● Requirements: Give back the records below exactly, every one, with no pictures.

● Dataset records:

····················

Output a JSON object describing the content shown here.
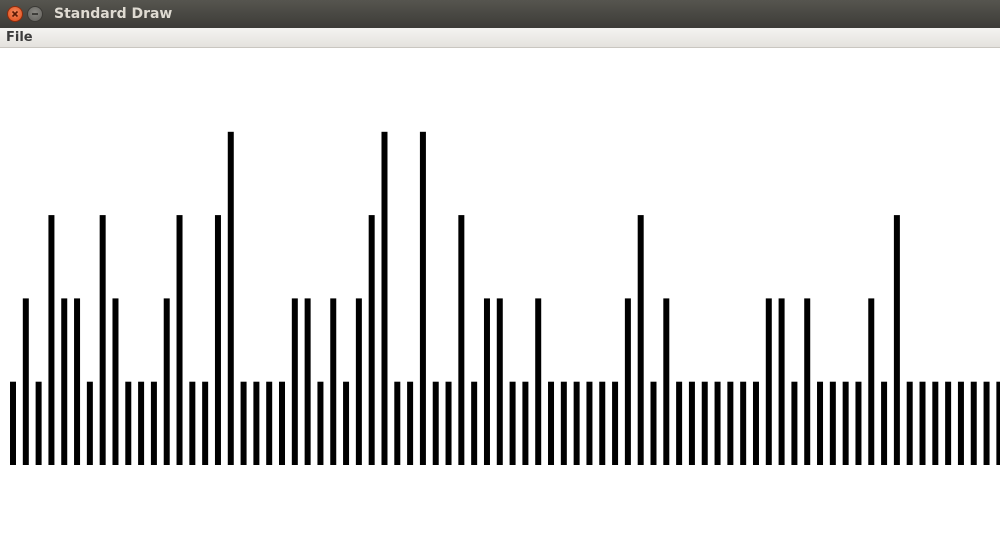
{
  "window": {
    "title": "Standard Draw",
    "buttons": {
      "close": "close-icon",
      "minimize": "minimize-icon"
    },
    "accent_close": "#df4a16"
  },
  "menu": {
    "items": [
      {
        "label": "File"
      }
    ]
  },
  "canvas": {
    "background": "#ffffff",
    "bar_color": "#000000",
    "bars": [
      1,
      2,
      1,
      3,
      2,
      2,
      1,
      3,
      2,
      1,
      1,
      1,
      2,
      3,
      1,
      1,
      3,
      4,
      1,
      1,
      1,
      1,
      2,
      2,
      1,
      2,
      1,
      2,
      3,
      4,
      1,
      1,
      4,
      1,
      1,
      3,
      1,
      2,
      2,
      1,
      1,
      2,
      1,
      1,
      1,
      1,
      1,
      1,
      2,
      3,
      1,
      2,
      1,
      1,
      1,
      1,
      1,
      1,
      1,
      2,
      2,
      1,
      2,
      1,
      1,
      1,
      1,
      2,
      1,
      3,
      1,
      1,
      1,
      1,
      1,
      1,
      1,
      1
    ],
    "max_value": 4
  }
}
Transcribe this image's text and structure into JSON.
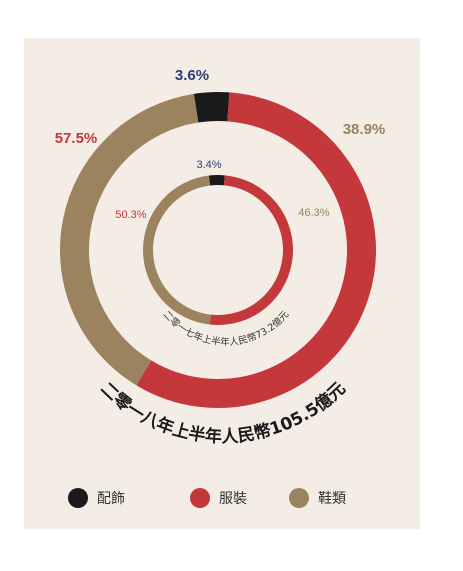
{
  "chart_data": [
    {
      "type": "donut",
      "ring": "outer",
      "categories": [
        "配飾",
        "服裝",
        "鞋類"
      ],
      "values": [
        3.6,
        57.5,
        38.9
      ],
      "value_labels": [
        "3.6%",
        "57.5%",
        "38.9%"
      ],
      "title": "二零一八年上半年人民幣105.5億元"
    },
    {
      "type": "donut",
      "ring": "inner",
      "categories": [
        "配飾",
        "服裝",
        "鞋類"
      ],
      "values": [
        3.4,
        50.3,
        46.3
      ],
      "value_labels": [
        "3.4%",
        "50.3%",
        "46.3%"
      ],
      "title": "二零一七年上半年人民幣73.2億元"
    }
  ],
  "legend": [
    {
      "label": "配飾",
      "color": "#1a1a1a"
    },
    {
      "label": "服裝",
      "color": "#c4373a"
    },
    {
      "label": "鞋類",
      "color": "#9b835f"
    }
  ],
  "colors": {
    "accessories": "#1a1a1a",
    "apparel": "#c4373a",
    "footwear": "#9b835f",
    "label_small": "#2c3e7a",
    "background": "#f4ede5"
  }
}
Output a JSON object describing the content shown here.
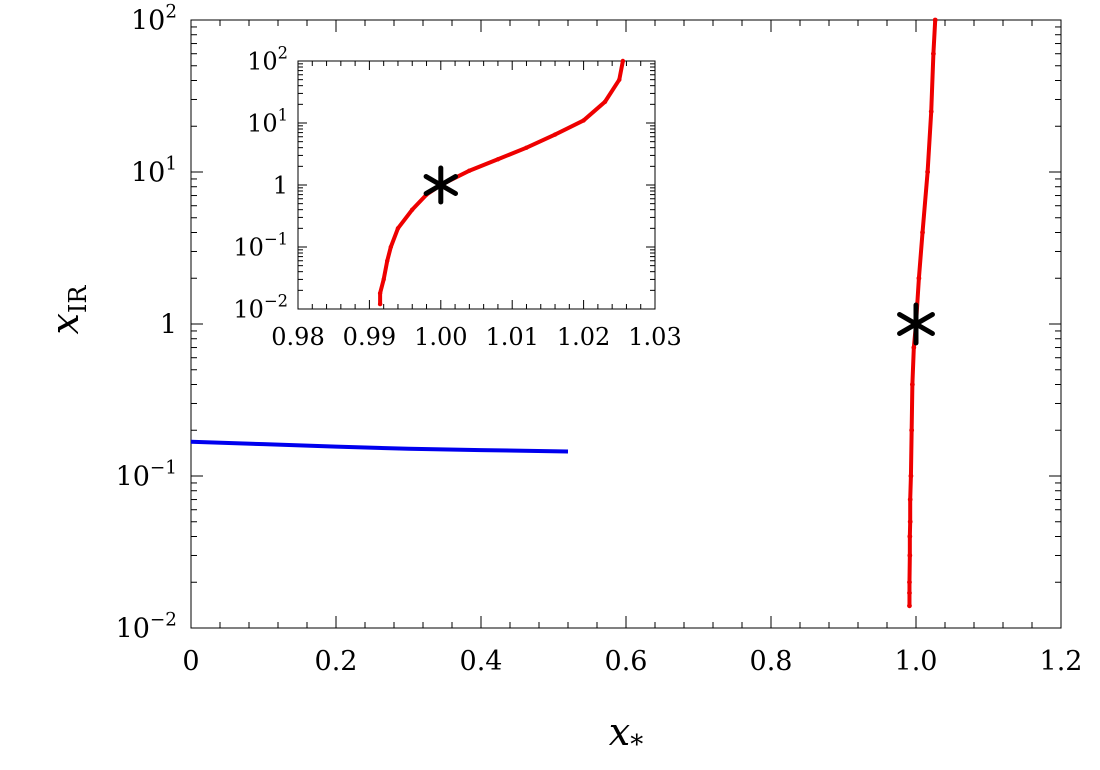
{
  "chart_data": [
    {
      "id": "main",
      "type": "scatter",
      "xlabel": "x",
      "xlabel_sub": "*",
      "ylabel": "x",
      "ylabel_sub": "IR",
      "xlim": [
        0,
        1.2
      ],
      "ylim": [
        0.01,
        100
      ],
      "yscale": "log",
      "x_ticks": [
        "0",
        "0.2",
        "0.4",
        "0.6",
        "0.8",
        "1.0",
        "1.2"
      ],
      "y_ticks": [
        {
          "value": 0.01,
          "base": "10",
          "exp": "−2"
        },
        {
          "value": 0.1,
          "base": "10",
          "exp": "−1"
        },
        {
          "value": 1,
          "base": "1",
          "exp": ""
        },
        {
          "value": 10,
          "base": "10",
          "exp": "1"
        },
        {
          "value": 100,
          "base": "10",
          "exp": "2"
        }
      ],
      "series": [
        {
          "color": "#0000ee",
          "style": "line",
          "points": [
            [
              0.0,
              0.168
            ],
            [
              0.1,
              0.162
            ],
            [
              0.2,
              0.156
            ],
            [
              0.3,
              0.151
            ],
            [
              0.4,
              0.148
            ],
            [
              0.52,
              0.145
            ]
          ]
        },
        {
          "color": "#ee0000",
          "style": "dots",
          "points": [
            [
              0.991,
              0.014
            ],
            [
              0.991,
              0.017
            ],
            [
              0.991,
              0.02
            ],
            [
              0.9915,
              0.03
            ],
            [
              0.9915,
              0.04
            ],
            [
              0.992,
              0.05
            ],
            [
              0.992,
              0.07
            ],
            [
              0.993,
              0.1
            ],
            [
              0.994,
              0.2
            ],
            [
              0.995,
              0.4
            ],
            [
              0.997,
              0.7
            ],
            [
              1.0,
              1.0
            ],
            [
              1.004,
              2.0
            ],
            [
              1.009,
              4.0
            ],
            [
              1.016,
              10.0
            ],
            [
              1.021,
              25.0
            ],
            [
              1.024,
              60.0
            ],
            [
              1.0265,
              100.0
            ]
          ]
        }
      ],
      "marker": {
        "x": 1.0,
        "y": 1.0,
        "symbol": "asterisk",
        "color": "#000000"
      }
    },
    {
      "id": "inset",
      "type": "scatter",
      "xlim": [
        0.98,
        1.03
      ],
      "ylim": [
        0.01,
        100
      ],
      "yscale": "log",
      "x_ticks": [
        "0.98",
        "0.99",
        "1.00",
        "1.01",
        "1.02",
        "1.03"
      ],
      "y_ticks": [
        {
          "value": 0.01,
          "base": "10",
          "exp": "−2"
        },
        {
          "value": 0.1,
          "base": "10",
          "exp": "−1"
        },
        {
          "value": 1,
          "base": "1",
          "exp": ""
        },
        {
          "value": 10,
          "base": "10",
          "exp": "1"
        },
        {
          "value": 100,
          "base": "10",
          "exp": "2"
        }
      ],
      "series": [
        {
          "color": "#ee0000",
          "style": "dots",
          "points": [
            [
              0.9915,
              0.012
            ],
            [
              0.9915,
              0.018
            ],
            [
              0.992,
              0.03
            ],
            [
              0.9925,
              0.06
            ],
            [
              0.993,
              0.1
            ],
            [
              0.994,
              0.2
            ],
            [
              0.996,
              0.4
            ],
            [
              0.998,
              0.7
            ],
            [
              1.0,
              1.0
            ],
            [
              1.004,
              1.7
            ],
            [
              1.008,
              2.6
            ],
            [
              1.012,
              4.0
            ],
            [
              1.016,
              6.5
            ],
            [
              1.02,
              11.0
            ],
            [
              1.023,
              22.0
            ],
            [
              1.025,
              50.0
            ],
            [
              1.0255,
              100.0
            ]
          ]
        }
      ],
      "marker": {
        "x": 1.0,
        "y": 1.0,
        "symbol": "asterisk",
        "color": "#000000"
      }
    }
  ]
}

····················

● Task response:
Output a JSON object describing the content shown here.
{
  "window": {
    "title": "Standard Draw",
    "buttons": {
      "close": "close-icon",
      "minimize": "minimize-icon"
    },
    "accent_close": "#df4a16"
  },
  "menu": {
    "items": [
      {
        "label": "File"
      }
    ]
  },
  "canvas": {
    "background": "#ffffff",
    "bar_color": "#000000",
    "bars": [
      1,
      2,
      1,
      3,
      2,
      2,
      1,
      3,
      2,
      1,
      1,
      1,
      2,
      3,
      1,
      1,
      3,
      4,
      1,
      1,
      1,
      1,
      2,
      2,
      1,
      2,
      1,
      2,
      3,
      4,
      1,
      1,
      4,
      1,
      1,
      3,
      1,
      2,
      2,
      1,
      1,
      2,
      1,
      1,
      1,
      1,
      1,
      1,
      2,
      3,
      1,
      2,
      1,
      1,
      1,
      1,
      1,
      1,
      1,
      2,
      2,
      1,
      2,
      1,
      1,
      1,
      1,
      2,
      1,
      3,
      1,
      1,
      1,
      1,
      1,
      1,
      1,
      1
    ],
    "max_value": 4
  }
}
Transcribe this image's text and structure into JSON.
{
  "chart_data": [
    {
      "type": "donut",
      "ring": "outer",
      "categories": [
        "配飾",
        "服裝",
        "鞋類"
      ],
      "values": [
        3.6,
        57.5,
        38.9
      ],
      "value_labels": [
        "3.6%",
        "57.5%",
        "38.9%"
      ],
      "title": "二零一八年上半年人民幣105.5億元"
    },
    {
      "type": "donut",
      "ring": "inner",
      "categories": [
        "配飾",
        "服裝",
        "鞋類"
      ],
      "values": [
        3.4,
        50.3,
        46.3
      ],
      "value_labels": [
        "3.4%",
        "50.3%",
        "46.3%"
      ],
      "title": "二零一七年上半年人民幣73.2億元"
    }
  ],
  "legend": [
    {
      "label": "配飾",
      "color": "#1a1a1a"
    },
    {
      "label": "服裝",
      "color": "#c4373a"
    },
    {
      "label": "鞋類",
      "color": "#9b835f"
    }
  ],
  "colors": {
    "accessories": "#1a1a1a",
    "apparel": "#c4373a",
    "footwear": "#9b835f",
    "label_small": "#2c3e7a",
    "background": "#f4ede5"
  }
}
Output a JSON object describing the content shown here.
{
  "chart_data": [
    {
      "id": "main",
      "type": "scatter",
      "xlabel": "x",
      "xlabel_sub": "*",
      "ylabel": "x",
      "ylabel_sub": "IR",
      "xlim": [
        0,
        1.2
      ],
      "ylim": [
        0.01,
        100
      ],
      "yscale": "log",
      "x_ticks": [
        "0",
        "0.2",
        "0.4",
        "0.6",
        "0.8",
        "1.0",
        "1.2"
      ],
      "y_ticks": [
        {
          "value": 0.01,
          "base": "10",
          "exp": "−2"
        },
        {
          "value": 0.1,
          "base": "10",
          "exp": "−1"
        },
        {
          "value": 1,
          "base": "1",
          "exp": ""
        },
        {
          "value": 10,
          "base": "10",
          "exp": "1"
        },
        {
          "value": 100,
          "base": "10",
          "exp": "2"
        }
      ],
      "series": [
        {
          "color": "#0000ee",
          "style": "line",
          "points": [
            [
              0.0,
              0.168
            ],
            [
              0.1,
              0.162
            ],
            [
              0.2,
              0.156
            ],
            [
              0.3,
              0.151
            ],
            [
              0.4,
              0.148
            ],
            [
              0.52,
              0.145
            ]
          ]
        },
        {
          "color": "#ee0000",
          "style": "dots",
          "points": [
            [
              0.991,
              0.014
            ],
            [
              0.991,
              0.017
            ],
            [
              0.991,
              0.02
            ],
            [
              0.9915,
              0.03
            ],
            [
              0.9915,
              0.04
            ],
            [
              0.992,
              0.05
            ],
            [
              0.992,
              0.07
            ],
            [
              0.993,
              0.1
            ],
            [
              0.994,
              0.2
            ],
            [
              0.995,
              0.4
            ],
            [
              0.997,
              0.7
            ],
            [
              1.0,
              1.0
            ],
            [
              1.004,
              2.0
            ],
            [
              1.009,
              4.0
            ],
            [
              1.016,
              10.0
            ],
            [
              1.021,
              25.0
            ],
            [
              1.024,
              60.0
            ],
            [
              1.0265,
              100.0
            ]
          ]
        }
      ],
      "marker": {
        "x": 1.0,
        "y": 1.0,
        "symbol": "asterisk",
        "color": "#000000"
      }
    },
    {
      "id": "inset",
      "type": "scatter",
      "xlim": [
        0.98,
        1.03
      ],
      "ylim": [
        0.01,
        100
      ],
      "yscale": "log",
      "x_ticks": [
        "0.98",
        "0.99",
        "1.00",
        "1.01",
        "1.02",
        "1.03"
      ],
      "y_ticks": [
        {
          "value": 0.01,
          "base": "10",
          "exp": "−2"
        },
        {
          "value": 0.1,
          "base": "10",
          "exp": "−1"
        },
        {
          "value": 1,
          "base": "1",
          "exp": ""
        },
        {
          "value": 10,
          "base": "10",
          "exp": "1"
        },
        {
          "value": 100,
          "base": "10",
          "exp": "2"
        }
      ],
      "series": [
        {
          "color": "#ee0000",
          "style": "dots",
          "points": [
            [
              0.9915,
              0.012
            ],
            [
              0.9915,
              0.018
            ],
            [
              0.992,
              0.03
            ],
            [
              0.9925,
              0.06
            ],
            [
              0.993,
              0.1
            ],
            [
              0.994,
              0.2
            ],
            [
              0.996,
              0.4
            ],
            [
              0.998,
              0.7
            ],
            [
              1.0,
              1.0
            ],
            [
              1.004,
              1.7
            ],
            [
              1.008,
              2.6
            ],
            [
              1.012,
              4.0
            ],
            [
              1.016,
              6.5
            ],
            [
              1.02,
              11.0
            ],
            [
              1.023,
              22.0
            ],
            [
              1.025,
              50.0
            ],
            [
              1.0255,
              100.0
            ]
          ]
        }
      ],
      "marker": {
        "x": 1.0,
        "y": 1.0,
        "symbol": "asterisk",
        "color": "#000000"
      }
    }
  ]
}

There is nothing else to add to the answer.